_GIVEN REQUEST_
Reproduce each line of the material exactly, minus any picture.

_SUPPLIED DATA_

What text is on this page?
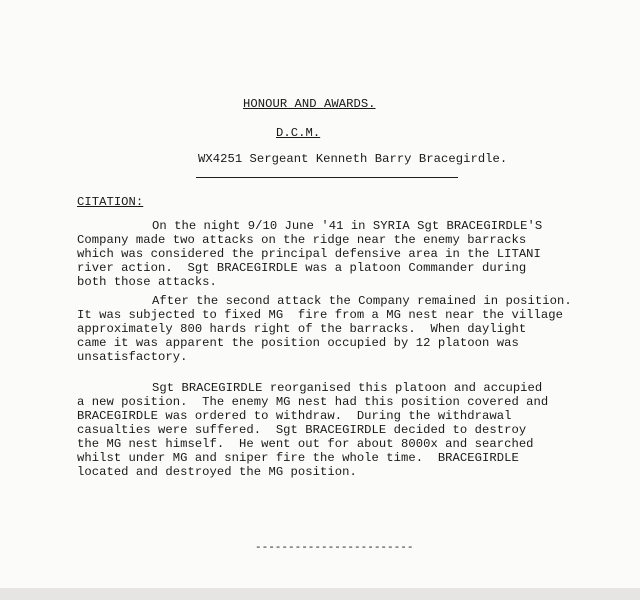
HONOUR AND AWARDS.
D.C.M.
WX4251 Sergeant Kenneth Barry Bracegirdle.
CITATION:
On the night 9/10 June '41 in SYRIA Sgt BRACEGIRDLE'S
Company made two attacks on the ridge near the enemy barracks
which was considered the principal defensive area in the LITANI
river action.  Sgt BRACEGIRDLE was a platoon Commander during
both those attacks.
After the second attack the Company remained in position.
It was subjected to fixed MG  fire from a MG nest near the village
approximately 800 hards right of the barracks.  When daylight
came it was apparent the position occupied by 12 platoon was
unsatisfactory.
Sgt BRACEGIRDLE reorganised this platoon and accupied
a new position.  The enemy MG nest had this position covered and
BRACEGIRDLE was ordered to withdraw.  During the withdrawal
casualties were suffered.  Sgt BRACEGIRDLE decided to destroy
the MG nest himself.  He went out for about 8000x and searched
whilst under MG and sniper fire the whole time.  BRACEGIRDLE
located and destroyed the MG position.
------------------------
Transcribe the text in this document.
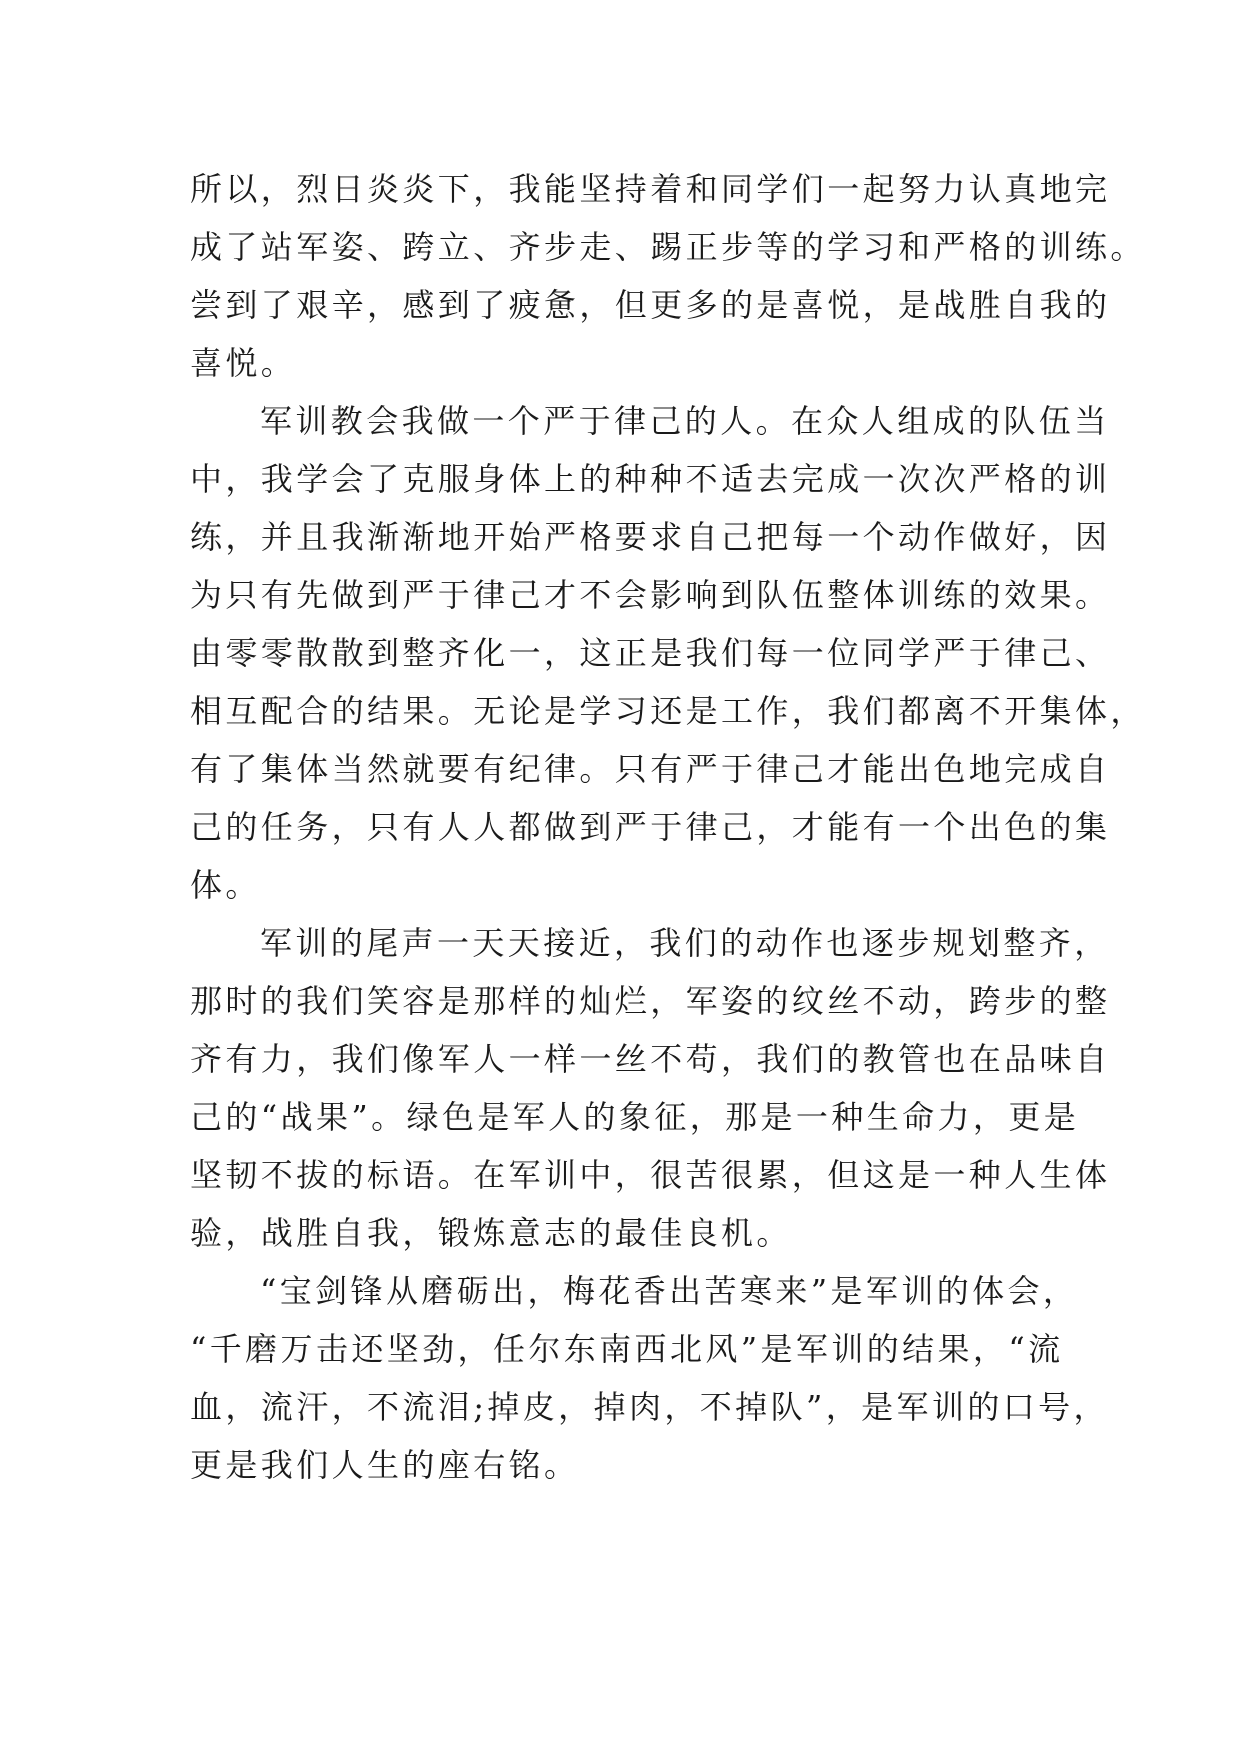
所以，烈日炎炎下，我能坚持着和同学们一起努力认真地完
成了站军姿、跨立、齐步走、踢正步等的学习和严格的训练。
尝到了艰辛，感到了疲惫，但更多的是喜悦，是战胜自我的
喜悦。
军训教会我做一个严于律己的人。在众人组成的队伍当
中，我学会了克服身体上的种种不适去完成一次次严格的训
练，并且我渐渐地开始严格要求自己把每一个动作做好，因
为只有先做到严于律己才不会影响到队伍整体训练的效果。
由零零散散到整齐化一，这正是我们每一位同学严于律己、
相互配合的结果。无论是学习还是工作，我们都离不开集体，
有了集体当然就要有纪律。只有严于律己才能出色地完成自
己的任务，只有人人都做到严于律己，才能有一个出色的集
体。
军训的尾声一天天接近，我们的动作也逐步规划整齐，
那时的我们笑容是那样的灿烂，军姿的纹丝不动，跨步的整
齐有力，我们像军人一样一丝不苟，我们的教管也在品味自
己的“战果”。绿色是军人的象征，那是一种生命力，更是
坚韧不拔的标语。在军训中，很苦很累，但这是一种人生体
验，战胜自我，锻炼意志的最佳良机。
“宝剑锋从磨砺出，梅花香出苦寒来”是军训的体会，
“千磨万击还坚劲，任尔东南西北风”是军训的结果，“流
血，流汗，不流泪;掉皮，掉肉，不掉队”，是军训的口号，
更是我们人生的座右铭。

_ANSWER BELOW_
What text is on this page?
HONOUR AND AWARDS.
D.C.M.
WX4251 Sergeant Kenneth Barry Bracegirdle.
CITATION:
On the night 9/10 June '41 in SYRIA Sgt BRACEGIRDLE'S
Company made two attacks on the ridge near the enemy barracks
which was considered the principal defensive area in the LITANI
river action.  Sgt BRACEGIRDLE was a platoon Commander during
both those attacks.
After the second attack the Company remained in position.
It was subjected to fixed MG  fire from a MG nest near the village
approximately 800 hards right of the barracks.  When daylight
came it was apparent the position occupied by 12 platoon was
unsatisfactory.
Sgt BRACEGIRDLE reorganised this platoon and accupied
a new position.  The enemy MG nest had this position covered and
BRACEGIRDLE was ordered to withdraw.  During the withdrawal
casualties were suffered.  Sgt BRACEGIRDLE decided to destroy
the MG nest himself.  He went out for about 8000x and searched
whilst under MG and sniper fire the whole time.  BRACEGIRDLE
located and destroyed the MG position.
------------------------
Transcribe the text in this document.
所以，烈日炎炎下，我能坚持着和同学们一起努力认真地完
成了站军姿、跨立、齐步走、踢正步等的学习和严格的训练。
尝到了艰辛，感到了疲惫，但更多的是喜悦，是战胜自我的
喜悦。
军训教会我做一个严于律己的人。在众人组成的队伍当
中，我学会了克服身体上的种种不适去完成一次次严格的训
练，并且我渐渐地开始严格要求自己把每一个动作做好，因
为只有先做到严于律己才不会影响到队伍整体训练的效果。
由零零散散到整齐化一，这正是我们每一位同学严于律己、
相互配合的结果。无论是学习还是工作，我们都离不开集体，
有了集体当然就要有纪律。只有严于律己才能出色地完成自
己的任务，只有人人都做到严于律己，才能有一个出色的集
体。
军训的尾声一天天接近，我们的动作也逐步规划整齐，
那时的我们笑容是那样的灿烂，军姿的纹丝不动，跨步的整
齐有力，我们像军人一样一丝不苟，我们的教管也在品味自
己的“战果”。绿色是军人的象征，那是一种生命力，更是
坚韧不拔的标语。在军训中，很苦很累，但这是一种人生体
验，战胜自我，锻炼意志的最佳良机。
“宝剑锋从磨砺出，梅花香出苦寒来”是军训的体会，
“千磨万击还坚劲，任尔东南西北风”是军训的结果，“流
血，流汗，不流泪;掉皮，掉肉，不掉队”，是军训的口号，
更是我们人生的座右铭。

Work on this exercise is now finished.